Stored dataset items

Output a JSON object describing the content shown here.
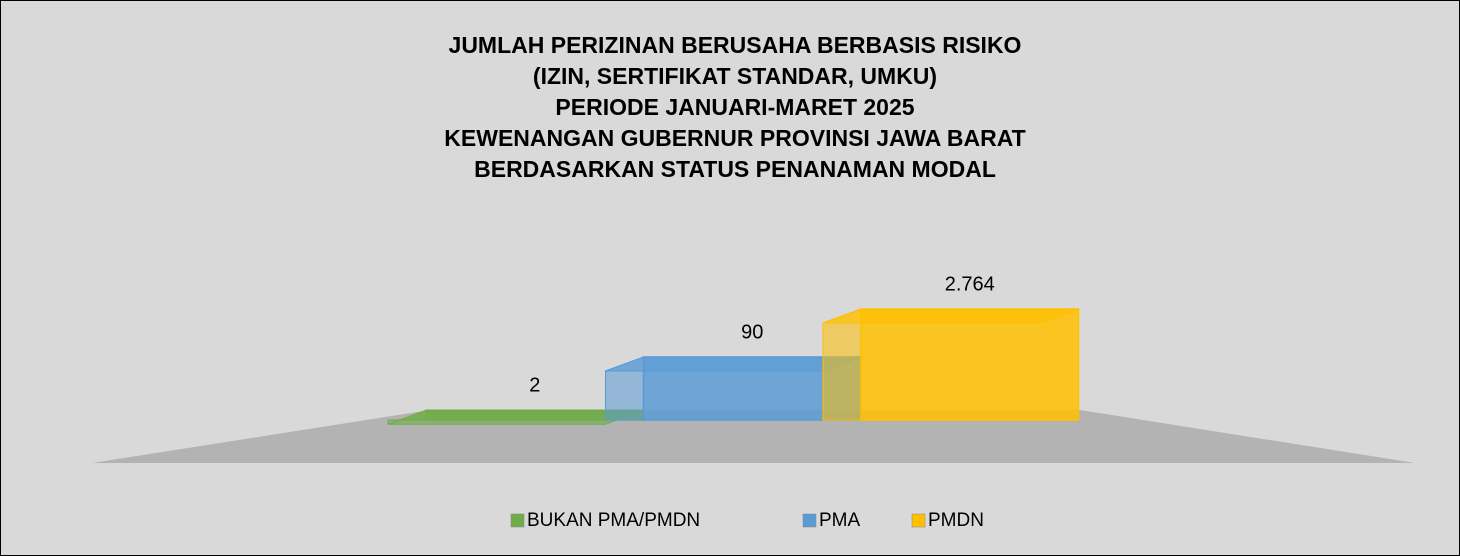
{
  "chart_data": {
    "type": "bar3d",
    "title": [
      "JUMLAH PERIZINAN BERUSAHA BERBASIS RISIKO",
      "(IZIN, SERTIFIKAT STANDAR, UMKU)",
      "PERIODE JANUARI-MARET 2025",
      "KEWENANGAN GUBERNUR PROVINSI JAWA BARAT",
      "BERDASARKAN STATUS PENANAMAN MODAL"
    ],
    "series": [
      {
        "name": "BUKAN PMA/PMDN",
        "color": "#70ad47",
        "values": [
          2
        ],
        "value_labels": [
          "2"
        ]
      },
      {
        "name": "PMA",
        "color": "#5b9bd5",
        "values": [
          90
        ],
        "value_labels": [
          "90"
        ]
      },
      {
        "name": "PMDN",
        "color": "#ffc000",
        "values": [
          2764
        ],
        "value_labels": [
          "2.764"
        ]
      }
    ],
    "log_scale": true,
    "ylim": [
      1,
      10000
    ],
    "legend": "bottom"
  }
}
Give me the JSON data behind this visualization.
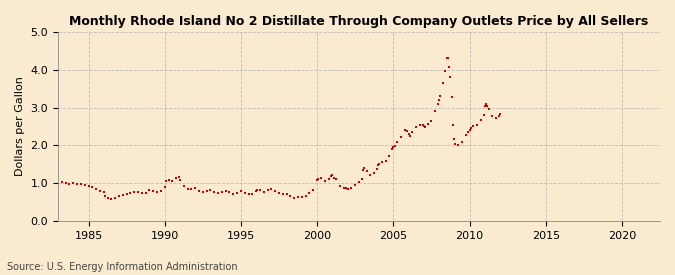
{
  "title": "Monthly Rhode Island No 2 Distillate Through Company Outlets Price by All Sellers",
  "ylabel": "Dollars per Gallon",
  "source": "Source: U.S. Energy Information Administration",
  "background_color": "#faebd0",
  "marker_color": "#cc0000",
  "xlim": [
    1983.0,
    2022.5
  ],
  "ylim": [
    0.0,
    5.0
  ],
  "yticks": [
    0.0,
    1.0,
    2.0,
    3.0,
    4.0,
    5.0
  ],
  "xticks": [
    1985,
    1990,
    1995,
    2000,
    2005,
    2010,
    2015,
    2020
  ],
  "data": [
    [
      1983.25,
      1.02
    ],
    [
      1983.5,
      1.0
    ],
    [
      1983.75,
      0.99
    ],
    [
      1984.0,
      1.0
    ],
    [
      1984.25,
      0.99
    ],
    [
      1984.5,
      0.97
    ],
    [
      1984.75,
      0.94
    ],
    [
      1985.0,
      0.93
    ],
    [
      1985.25,
      0.91
    ],
    [
      1985.5,
      0.85
    ],
    [
      1985.75,
      0.8
    ],
    [
      1986.0,
      0.77
    ],
    [
      1986.08,
      0.65
    ],
    [
      1986.25,
      0.6
    ],
    [
      1986.5,
      0.59
    ],
    [
      1986.75,
      0.62
    ],
    [
      1987.0,
      0.67
    ],
    [
      1987.25,
      0.68
    ],
    [
      1987.5,
      0.72
    ],
    [
      1987.75,
      0.75
    ],
    [
      1988.0,
      0.78
    ],
    [
      1988.25,
      0.76
    ],
    [
      1988.5,
      0.73
    ],
    [
      1988.75,
      0.73
    ],
    [
      1989.0,
      0.81
    ],
    [
      1989.25,
      0.8
    ],
    [
      1989.5,
      0.77
    ],
    [
      1989.75,
      0.8
    ],
    [
      1990.0,
      0.91
    ],
    [
      1990.08,
      1.05
    ],
    [
      1990.25,
      1.08
    ],
    [
      1990.5,
      1.06
    ],
    [
      1990.75,
      1.14
    ],
    [
      1990.92,
      1.17
    ],
    [
      1991.0,
      1.09
    ],
    [
      1991.25,
      0.93
    ],
    [
      1991.5,
      0.84
    ],
    [
      1991.75,
      0.84
    ],
    [
      1992.0,
      0.87
    ],
    [
      1992.25,
      0.8
    ],
    [
      1992.5,
      0.76
    ],
    [
      1992.75,
      0.79
    ],
    [
      1993.0,
      0.83
    ],
    [
      1993.25,
      0.78
    ],
    [
      1993.5,
      0.73
    ],
    [
      1993.75,
      0.76
    ],
    [
      1994.0,
      0.79
    ],
    [
      1994.25,
      0.76
    ],
    [
      1994.5,
      0.72
    ],
    [
      1994.75,
      0.75
    ],
    [
      1995.0,
      0.79
    ],
    [
      1995.25,
      0.75
    ],
    [
      1995.5,
      0.72
    ],
    [
      1995.75,
      0.72
    ],
    [
      1996.0,
      0.8
    ],
    [
      1996.08,
      0.82
    ],
    [
      1996.25,
      0.83
    ],
    [
      1996.5,
      0.78
    ],
    [
      1996.75,
      0.81
    ],
    [
      1997.0,
      0.86
    ],
    [
      1997.25,
      0.8
    ],
    [
      1997.5,
      0.74
    ],
    [
      1997.75,
      0.72
    ],
    [
      1998.0,
      0.72
    ],
    [
      1998.25,
      0.66
    ],
    [
      1998.5,
      0.61
    ],
    [
      1998.75,
      0.63
    ],
    [
      1999.0,
      0.64
    ],
    [
      1999.25,
      0.67
    ],
    [
      1999.5,
      0.74
    ],
    [
      1999.75,
      0.82
    ],
    [
      2000.0,
      1.09
    ],
    [
      2000.08,
      1.12
    ],
    [
      2000.25,
      1.15
    ],
    [
      2000.5,
      1.07
    ],
    [
      2000.75,
      1.12
    ],
    [
      2000.92,
      1.2
    ],
    [
      2001.0,
      1.22
    ],
    [
      2001.08,
      1.15
    ],
    [
      2001.25,
      1.1
    ],
    [
      2001.5,
      0.92
    ],
    [
      2001.75,
      0.87
    ],
    [
      2001.92,
      0.87
    ],
    [
      2002.0,
      0.84
    ],
    [
      2002.25,
      0.88
    ],
    [
      2002.5,
      0.94
    ],
    [
      2002.75,
      1.02
    ],
    [
      2002.92,
      1.1
    ],
    [
      2003.0,
      1.35
    ],
    [
      2003.08,
      1.4
    ],
    [
      2003.25,
      1.32
    ],
    [
      2003.5,
      1.22
    ],
    [
      2003.75,
      1.28
    ],
    [
      2003.92,
      1.38
    ],
    [
      2004.0,
      1.48
    ],
    [
      2004.08,
      1.52
    ],
    [
      2004.25,
      1.55
    ],
    [
      2004.5,
      1.59
    ],
    [
      2004.75,
      1.72
    ],
    [
      2004.92,
      1.9
    ],
    [
      2005.0,
      1.95
    ],
    [
      2005.08,
      1.98
    ],
    [
      2005.25,
      2.1
    ],
    [
      2005.5,
      2.22
    ],
    [
      2005.75,
      2.4
    ],
    [
      2005.92,
      2.38
    ],
    [
      2006.0,
      2.3
    ],
    [
      2006.08,
      2.26
    ],
    [
      2006.25,
      2.35
    ],
    [
      2006.5,
      2.48
    ],
    [
      2006.75,
      2.55
    ],
    [
      2006.92,
      2.55
    ],
    [
      2007.0,
      2.5
    ],
    [
      2007.08,
      2.48
    ],
    [
      2007.25,
      2.56
    ],
    [
      2007.5,
      2.65
    ],
    [
      2007.75,
      2.9
    ],
    [
      2007.92,
      3.1
    ],
    [
      2008.0,
      3.2
    ],
    [
      2008.08,
      3.3
    ],
    [
      2008.25,
      3.65
    ],
    [
      2008.42,
      3.98
    ],
    [
      2008.5,
      4.3
    ],
    [
      2008.58,
      4.32
    ],
    [
      2008.67,
      4.08
    ],
    [
      2008.75,
      3.8
    ],
    [
      2008.83,
      3.28
    ],
    [
      2008.92,
      2.55
    ],
    [
      2009.0,
      2.18
    ],
    [
      2009.08,
      2.05
    ],
    [
      2009.25,
      2.02
    ],
    [
      2009.5,
      2.1
    ],
    [
      2009.75,
      2.28
    ],
    [
      2009.92,
      2.35
    ],
    [
      2010.0,
      2.42
    ],
    [
      2010.08,
      2.45
    ],
    [
      2010.25,
      2.5
    ],
    [
      2010.5,
      2.55
    ],
    [
      2010.75,
      2.68
    ],
    [
      2010.92,
      2.8
    ],
    [
      2011.0,
      3.05
    ],
    [
      2011.08,
      3.1
    ],
    [
      2011.17,
      3.05
    ],
    [
      2011.25,
      2.95
    ],
    [
      2011.5,
      2.78
    ],
    [
      2011.75,
      2.72
    ],
    [
      2011.92,
      2.78
    ],
    [
      2012.0,
      2.82
    ]
  ]
}
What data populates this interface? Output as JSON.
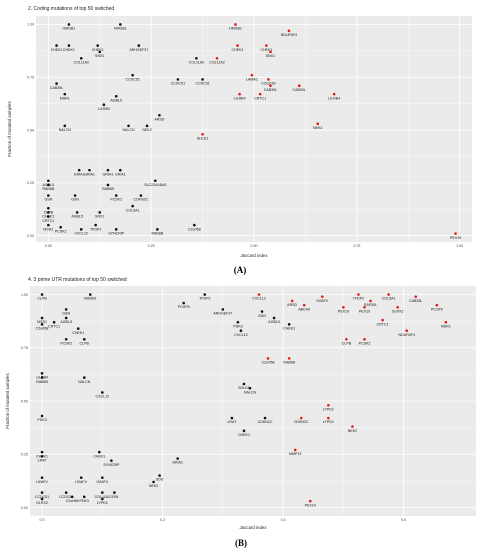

### REQUEST
Where does the word "JSON" appear in the listing? List each line that holds it.

### RESPONSE TO THIS TASK
Output a JSON object describing the content shown here.
Give me the JSON data behind this visualization.
What data populates this interface? Output as JSON.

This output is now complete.